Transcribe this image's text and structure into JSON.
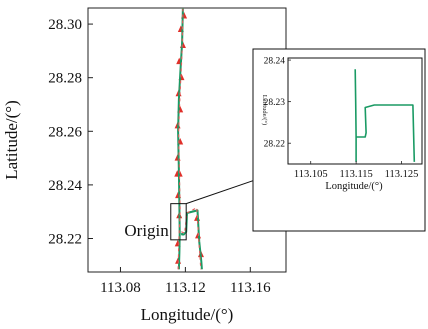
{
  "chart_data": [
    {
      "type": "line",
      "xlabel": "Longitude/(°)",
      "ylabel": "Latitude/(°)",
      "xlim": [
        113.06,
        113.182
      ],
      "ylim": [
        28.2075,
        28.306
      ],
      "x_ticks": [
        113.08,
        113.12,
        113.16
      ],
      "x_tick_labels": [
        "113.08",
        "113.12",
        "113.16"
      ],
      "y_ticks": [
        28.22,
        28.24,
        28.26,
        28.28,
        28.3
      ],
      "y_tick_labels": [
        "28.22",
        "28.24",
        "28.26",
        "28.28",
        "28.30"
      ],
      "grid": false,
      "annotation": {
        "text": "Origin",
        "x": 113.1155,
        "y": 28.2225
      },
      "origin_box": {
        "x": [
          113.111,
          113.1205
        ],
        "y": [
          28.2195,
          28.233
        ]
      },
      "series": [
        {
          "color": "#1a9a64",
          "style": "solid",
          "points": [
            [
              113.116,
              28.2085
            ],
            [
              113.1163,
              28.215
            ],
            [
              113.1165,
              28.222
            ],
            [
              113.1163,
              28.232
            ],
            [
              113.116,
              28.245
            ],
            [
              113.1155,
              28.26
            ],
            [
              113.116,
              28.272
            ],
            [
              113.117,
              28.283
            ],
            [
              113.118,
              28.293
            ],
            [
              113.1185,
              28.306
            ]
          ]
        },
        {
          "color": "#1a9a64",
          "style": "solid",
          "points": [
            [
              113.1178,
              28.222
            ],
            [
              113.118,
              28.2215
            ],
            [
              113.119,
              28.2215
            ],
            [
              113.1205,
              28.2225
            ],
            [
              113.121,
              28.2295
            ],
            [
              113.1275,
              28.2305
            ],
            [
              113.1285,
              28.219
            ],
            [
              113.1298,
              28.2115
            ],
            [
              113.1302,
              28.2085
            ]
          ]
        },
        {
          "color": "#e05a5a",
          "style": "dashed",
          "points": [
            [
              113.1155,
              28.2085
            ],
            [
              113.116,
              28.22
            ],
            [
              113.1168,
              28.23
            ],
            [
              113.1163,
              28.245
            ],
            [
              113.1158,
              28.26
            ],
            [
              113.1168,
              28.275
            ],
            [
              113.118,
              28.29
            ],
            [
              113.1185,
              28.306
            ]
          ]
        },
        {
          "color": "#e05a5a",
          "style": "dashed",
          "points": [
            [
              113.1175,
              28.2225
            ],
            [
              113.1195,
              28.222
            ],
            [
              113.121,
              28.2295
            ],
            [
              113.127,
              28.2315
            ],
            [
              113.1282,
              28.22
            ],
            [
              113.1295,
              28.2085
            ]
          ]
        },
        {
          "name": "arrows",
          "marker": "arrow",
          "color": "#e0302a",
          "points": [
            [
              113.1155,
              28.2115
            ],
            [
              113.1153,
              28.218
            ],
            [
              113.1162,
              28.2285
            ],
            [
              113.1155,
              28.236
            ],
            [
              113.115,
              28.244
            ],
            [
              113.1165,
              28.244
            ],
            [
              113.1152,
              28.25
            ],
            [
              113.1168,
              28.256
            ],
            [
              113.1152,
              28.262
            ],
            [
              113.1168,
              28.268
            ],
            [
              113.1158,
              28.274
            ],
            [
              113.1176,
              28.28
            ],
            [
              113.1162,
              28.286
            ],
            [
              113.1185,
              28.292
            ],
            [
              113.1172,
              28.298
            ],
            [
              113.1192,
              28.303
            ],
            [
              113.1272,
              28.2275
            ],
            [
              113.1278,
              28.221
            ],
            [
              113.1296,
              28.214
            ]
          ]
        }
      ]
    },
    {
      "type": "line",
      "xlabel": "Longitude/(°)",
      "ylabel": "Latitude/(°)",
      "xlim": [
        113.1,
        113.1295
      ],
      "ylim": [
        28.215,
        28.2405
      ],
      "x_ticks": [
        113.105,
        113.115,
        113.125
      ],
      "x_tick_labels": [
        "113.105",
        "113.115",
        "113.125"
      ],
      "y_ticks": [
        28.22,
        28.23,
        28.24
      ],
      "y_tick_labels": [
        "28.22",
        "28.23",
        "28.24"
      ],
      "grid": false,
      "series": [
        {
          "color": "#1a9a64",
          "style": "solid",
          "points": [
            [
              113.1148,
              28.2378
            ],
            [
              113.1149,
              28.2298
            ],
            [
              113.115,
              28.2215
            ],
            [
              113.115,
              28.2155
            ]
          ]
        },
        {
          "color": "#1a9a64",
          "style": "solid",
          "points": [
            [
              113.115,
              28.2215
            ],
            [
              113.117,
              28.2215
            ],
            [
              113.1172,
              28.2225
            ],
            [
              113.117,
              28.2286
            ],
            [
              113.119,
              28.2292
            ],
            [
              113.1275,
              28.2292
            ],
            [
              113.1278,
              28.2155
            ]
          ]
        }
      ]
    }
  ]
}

+++++

§ **WORK INSTRUCTIONS**: From the entries above, output every line exactly and omit any image.

§ **OUTPUT OF THE EXERCISE**:
Transcribe this image's text and structure into JSON.
{
  "chart_data": [
    {
      "type": "line",
      "xlabel": "Longitude/(°)",
      "ylabel": "Latitude/(°)",
      "xlim": [
        113.06,
        113.182
      ],
      "ylim": [
        28.2075,
        28.306
      ],
      "x_ticks": [
        113.08,
        113.12,
        113.16
      ],
      "x_tick_labels": [
        "113.08",
        "113.12",
        "113.16"
      ],
      "y_ticks": [
        28.22,
        28.24,
        28.26,
        28.28,
        28.3
      ],
      "y_tick_labels": [
        "28.22",
        "28.24",
        "28.26",
        "28.28",
        "28.30"
      ],
      "grid": false,
      "annotation": {
        "text": "Origin",
        "x": 113.1155,
        "y": 28.2225
      },
      "origin_box": {
        "x": [
          113.111,
          113.1205
        ],
        "y": [
          28.2195,
          28.233
        ]
      },
      "series": [
        {
          "color": "#1a9a64",
          "style": "solid",
          "points": [
            [
              113.116,
              28.2085
            ],
            [
              113.1163,
              28.215
            ],
            [
              113.1165,
              28.222
            ],
            [
              113.1163,
              28.232
            ],
            [
              113.116,
              28.245
            ],
            [
              113.1155,
              28.26
            ],
            [
              113.116,
              28.272
            ],
            [
              113.117,
              28.283
            ],
            [
              113.118,
              28.293
            ],
            [
              113.1185,
              28.306
            ]
          ]
        },
        {
          "color": "#1a9a64",
          "style": "solid",
          "points": [
            [
              113.1178,
              28.222
            ],
            [
              113.118,
              28.2215
            ],
            [
              113.119,
              28.2215
            ],
            [
              113.1205,
              28.2225
            ],
            [
              113.121,
              28.2295
            ],
            [
              113.1275,
              28.2305
            ],
            [
              113.1285,
              28.219
            ],
            [
              113.1298,
              28.2115
            ],
            [
              113.1302,
              28.2085
            ]
          ]
        },
        {
          "color": "#e05a5a",
          "style": "dashed",
          "points": [
            [
              113.1155,
              28.2085
            ],
            [
              113.116,
              28.22
            ],
            [
              113.1168,
              28.23
            ],
            [
              113.1163,
              28.245
            ],
            [
              113.1158,
              28.26
            ],
            [
              113.1168,
              28.275
            ],
            [
              113.118,
              28.29
            ],
            [
              113.1185,
              28.306
            ]
          ]
        },
        {
          "color": "#e05a5a",
          "style": "dashed",
          "points": [
            [
              113.1175,
              28.2225
            ],
            [
              113.1195,
              28.222
            ],
            [
              113.121,
              28.2295
            ],
            [
              113.127,
              28.2315
            ],
            [
              113.1282,
              28.22
            ],
            [
              113.1295,
              28.2085
            ]
          ]
        },
        {
          "name": "arrows",
          "marker": "arrow",
          "color": "#e0302a",
          "points": [
            [
              113.1155,
              28.2115
            ],
            [
              113.1153,
              28.218
            ],
            [
              113.1162,
              28.2285
            ],
            [
              113.1155,
              28.236
            ],
            [
              113.115,
              28.244
            ],
            [
              113.1165,
              28.244
            ],
            [
              113.1152,
              28.25
            ],
            [
              113.1168,
              28.256
            ],
            [
              113.1152,
              28.262
            ],
            [
              113.1168,
              28.268
            ],
            [
              113.1158,
              28.274
            ],
            [
              113.1176,
              28.28
            ],
            [
              113.1162,
              28.286
            ],
            [
              113.1185,
              28.292
            ],
            [
              113.1172,
              28.298
            ],
            [
              113.1192,
              28.303
            ],
            [
              113.1272,
              28.2275
            ],
            [
              113.1278,
              28.221
            ],
            [
              113.1296,
              28.214
            ]
          ]
        }
      ]
    },
    {
      "type": "line",
      "xlabel": "Longitude/(°)",
      "ylabel": "Latitude/(°)",
      "xlim": [
        113.1,
        113.1295
      ],
      "ylim": [
        28.215,
        28.2405
      ],
      "x_ticks": [
        113.105,
        113.115,
        113.125
      ],
      "x_tick_labels": [
        "113.105",
        "113.115",
        "113.125"
      ],
      "y_ticks": [
        28.22,
        28.23,
        28.24
      ],
      "y_tick_labels": [
        "28.22",
        "28.23",
        "28.24"
      ],
      "grid": false,
      "series": [
        {
          "color": "#1a9a64",
          "style": "solid",
          "points": [
            [
              113.1148,
              28.2378
            ],
            [
              113.1149,
              28.2298
            ],
            [
              113.115,
              28.2215
            ],
            [
              113.115,
              28.2155
            ]
          ]
        },
        {
          "color": "#1a9a64",
          "style": "solid",
          "points": [
            [
              113.115,
              28.2215
            ],
            [
              113.117,
              28.2215
            ],
            [
              113.1172,
              28.2225
            ],
            [
              113.117,
              28.2286
            ],
            [
              113.119,
              28.2292
            ],
            [
              113.1275,
              28.2292
            ],
            [
              113.1278,
              28.2155
            ]
          ]
        }
      ]
    }
  ]
}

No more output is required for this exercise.